==== Working data ====

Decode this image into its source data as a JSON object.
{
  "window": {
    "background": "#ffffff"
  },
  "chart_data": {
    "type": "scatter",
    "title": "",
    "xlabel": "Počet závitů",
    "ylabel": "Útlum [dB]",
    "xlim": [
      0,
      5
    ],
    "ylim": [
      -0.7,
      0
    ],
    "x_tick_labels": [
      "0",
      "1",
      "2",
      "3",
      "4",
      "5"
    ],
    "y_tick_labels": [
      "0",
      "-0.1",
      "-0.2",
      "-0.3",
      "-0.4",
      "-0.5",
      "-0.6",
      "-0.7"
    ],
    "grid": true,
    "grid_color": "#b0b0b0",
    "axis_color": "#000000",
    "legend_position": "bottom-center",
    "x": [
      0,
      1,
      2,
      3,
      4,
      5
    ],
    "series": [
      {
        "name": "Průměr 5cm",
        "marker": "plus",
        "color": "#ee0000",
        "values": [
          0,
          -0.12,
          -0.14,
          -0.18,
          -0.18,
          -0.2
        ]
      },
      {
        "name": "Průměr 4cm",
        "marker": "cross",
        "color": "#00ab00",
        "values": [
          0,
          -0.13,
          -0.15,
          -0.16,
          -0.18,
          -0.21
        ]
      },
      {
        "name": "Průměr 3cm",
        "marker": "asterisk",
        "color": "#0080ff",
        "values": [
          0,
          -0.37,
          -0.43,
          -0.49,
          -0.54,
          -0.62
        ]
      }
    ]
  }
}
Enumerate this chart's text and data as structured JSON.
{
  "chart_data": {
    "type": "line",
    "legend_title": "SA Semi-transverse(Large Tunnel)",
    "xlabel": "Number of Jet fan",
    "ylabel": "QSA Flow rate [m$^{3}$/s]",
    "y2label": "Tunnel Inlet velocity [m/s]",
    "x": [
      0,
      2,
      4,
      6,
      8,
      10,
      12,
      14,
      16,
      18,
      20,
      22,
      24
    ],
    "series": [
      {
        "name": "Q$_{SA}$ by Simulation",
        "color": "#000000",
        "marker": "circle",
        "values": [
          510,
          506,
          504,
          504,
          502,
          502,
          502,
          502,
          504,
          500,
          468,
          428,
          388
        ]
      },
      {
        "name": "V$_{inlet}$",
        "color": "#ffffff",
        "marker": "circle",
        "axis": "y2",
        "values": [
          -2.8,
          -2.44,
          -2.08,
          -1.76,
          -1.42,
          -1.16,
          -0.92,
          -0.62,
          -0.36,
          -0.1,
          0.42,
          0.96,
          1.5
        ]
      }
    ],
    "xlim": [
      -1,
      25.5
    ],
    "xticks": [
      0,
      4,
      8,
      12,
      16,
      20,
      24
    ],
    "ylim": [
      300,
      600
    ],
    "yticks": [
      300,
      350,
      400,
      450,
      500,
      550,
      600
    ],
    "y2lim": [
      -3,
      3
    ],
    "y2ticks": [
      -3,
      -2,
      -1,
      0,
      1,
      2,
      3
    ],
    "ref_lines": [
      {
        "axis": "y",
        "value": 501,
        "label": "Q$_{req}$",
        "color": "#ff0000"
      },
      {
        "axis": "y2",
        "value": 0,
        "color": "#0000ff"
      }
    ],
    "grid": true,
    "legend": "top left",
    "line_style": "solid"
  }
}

====

Required task: Each line in the listing above that contains "marker" should be copied.

Full output:
        "marker": "plus",
        "marker": "cross",
        "marker": "asterisk",
        "marker": "circle",
        "marker": "circle",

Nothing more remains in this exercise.